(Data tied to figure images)
## start

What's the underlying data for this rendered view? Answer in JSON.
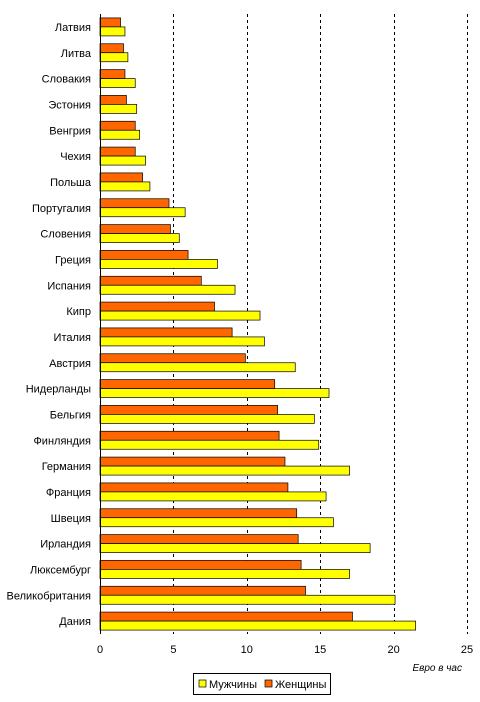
{
  "chart_data": {
    "type": "bar",
    "orientation": "horizontal",
    "categories": [
      "Латвия",
      "Литва",
      "Словакия",
      "Эстония",
      "Венгрия",
      "Чехия",
      "Польша",
      "Португалия",
      "Словения",
      "Греция",
      "Испания",
      "Кипр",
      "Италия",
      "Австрия",
      "Нидерланды",
      "Бельгия",
      "Финляндия",
      "Германия",
      "Франция",
      "Швеция",
      "Ирландия",
      "Люксембург",
      "Великобритания",
      "Дания"
    ],
    "series": [
      {
        "name": "Женщины",
        "color": "#ff6600",
        "values": [
          1.4,
          1.6,
          1.7,
          1.8,
          2.4,
          2.4,
          2.9,
          4.7,
          4.8,
          6.0,
          6.9,
          7.8,
          9.0,
          9.9,
          11.9,
          12.1,
          12.2,
          12.6,
          12.8,
          13.4,
          13.5,
          13.7,
          14.0,
          17.2
        ]
      },
      {
        "name": "Мужчины",
        "color": "#ffff00",
        "values": [
          1.7,
          1.9,
          2.4,
          2.5,
          2.7,
          3.1,
          3.4,
          5.8,
          5.4,
          8.0,
          9.2,
          10.9,
          11.2,
          13.3,
          15.6,
          14.6,
          14.9,
          17.0,
          15.4,
          15.9,
          18.4,
          17.0,
          20.1,
          21.5
        ]
      }
    ],
    "xlim": [
      0,
      25
    ],
    "xticks": [
      "0",
      "5",
      "10",
      "15",
      "20",
      "25"
    ],
    "xlabel": "Евро в час",
    "grid": "vertical-dashed",
    "legend": {
      "placement": "bottom-center",
      "entries": [
        {
          "label": "Мужчины",
          "color": "#ffff00"
        },
        {
          "label": "Женщины",
          "color": "#ff6600"
        }
      ]
    }
  }
}
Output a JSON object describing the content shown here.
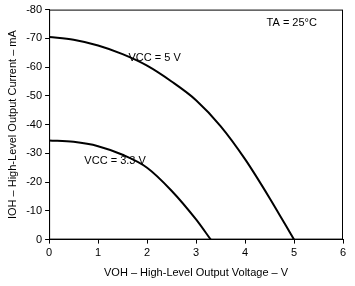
{
  "chart_data": {
    "type": "line",
    "x_label": "VOH – High-Level Output Voltage – V",
    "y_label": "IOH – High-Level Output Current – mA",
    "annotations": [
      "TA = 25°C"
    ],
    "series": [
      {
        "name": "VCC = 5 V",
        "color": "#000000",
        "x": [
          0,
          0.5,
          1,
          1.5,
          2,
          2.5,
          3,
          3.5,
          4,
          4.5,
          5
        ],
        "values": [
          -70.5,
          -69.5,
          -67.5,
          -64.5,
          -60.5,
          -55,
          -48.5,
          -39.5,
          -28,
          -14.5,
          0
        ]
      },
      {
        "name": "VCC = 3.3 V",
        "color": "#000000",
        "x": [
          0,
          0.5,
          1,
          1.5,
          2,
          2.5,
          3,
          3.3
        ],
        "values": [
          -34.5,
          -34,
          -32.5,
          -29.5,
          -25,
          -17,
          -7,
          0
        ]
      }
    ],
    "xlim": [
      0,
      6
    ],
    "xticks": [
      0,
      1,
      2,
      3,
      4,
      5,
      6
    ],
    "ylim": [
      0,
      -80
    ],
    "yticks": [
      0,
      -10,
      -20,
      -30,
      -40,
      -50,
      -60,
      -70,
      -80
    ],
    "grid": false
  }
}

## end

Goal of the exercise: Working from the lines above, reproduce the material exactly and exclude its pictures.

Exercise answer:
What's the underlying data for this rendered view? Answer in JSON.
{
  "chart_data": {
    "type": "bar",
    "orientation": "horizontal",
    "categories": [
      "Латвия",
      "Литва",
      "Словакия",
      "Эстония",
      "Венгрия",
      "Чехия",
      "Польша",
      "Португалия",
      "Словения",
      "Греция",
      "Испания",
      "Кипр",
      "Италия",
      "Австрия",
      "Нидерланды",
      "Бельгия",
      "Финляндия",
      "Германия",
      "Франция",
      "Швеция",
      "Ирландия",
      "Люксембург",
      "Великобритания",
      "Дания"
    ],
    "series": [
      {
        "name": "Женщины",
        "color": "#ff6600",
        "values": [
          1.4,
          1.6,
          1.7,
          1.8,
          2.4,
          2.4,
          2.9,
          4.7,
          4.8,
          6.0,
          6.9,
          7.8,
          9.0,
          9.9,
          11.9,
          12.1,
          12.2,
          12.6,
          12.8,
          13.4,
          13.5,
          13.7,
          14.0,
          17.2
        ]
      },
      {
        "name": "Мужчины",
        "color": "#ffff00",
        "values": [
          1.7,
          1.9,
          2.4,
          2.5,
          2.7,
          3.1,
          3.4,
          5.8,
          5.4,
          8.0,
          9.2,
          10.9,
          11.2,
          13.3,
          15.6,
          14.6,
          14.9,
          17.0,
          15.4,
          15.9,
          18.4,
          17.0,
          20.1,
          21.5
        ]
      }
    ],
    "xlim": [
      0,
      25
    ],
    "xticks": [
      "0",
      "5",
      "10",
      "15",
      "20",
      "25"
    ],
    "xlabel": "Евро в час",
    "grid": "vertical-dashed",
    "legend": {
      "placement": "bottom-center",
      "entries": [
        {
          "label": "Мужчины",
          "color": "#ffff00"
        },
        {
          "label": "Женщины",
          "color": "#ff6600"
        }
      ]
    }
  }
}
Output a JSON object describing the content shown here.
{
  "chart_data": {
    "type": "line",
    "x_label": "VOH – High-Level Output Voltage – V",
    "y_label": "IOH – High-Level Output Current – mA",
    "annotations": [
      "TA = 25°C"
    ],
    "series": [
      {
        "name": "VCC = 5 V",
        "color": "#000000",
        "x": [
          0,
          0.5,
          1,
          1.5,
          2,
          2.5,
          3,
          3.5,
          4,
          4.5,
          5
        ],
        "values": [
          -70.5,
          -69.5,
          -67.5,
          -64.5,
          -60.5,
          -55,
          -48.5,
          -39.5,
          -28,
          -14.5,
          0
        ]
      },
      {
        "name": "VCC = 3.3 V",
        "color": "#000000",
        "x": [
          0,
          0.5,
          1,
          1.5,
          2,
          2.5,
          3,
          3.3
        ],
        "values": [
          -34.5,
          -34,
          -32.5,
          -29.5,
          -25,
          -17,
          -7,
          0
        ]
      }
    ],
    "xlim": [
      0,
      6
    ],
    "xticks": [
      0,
      1,
      2,
      3,
      4,
      5,
      6
    ],
    "ylim": [
      0,
      -80
    ],
    "yticks": [
      0,
      -10,
      -20,
      -30,
      -40,
      -50,
      -60,
      -70,
      -80
    ],
    "grid": false
  }
}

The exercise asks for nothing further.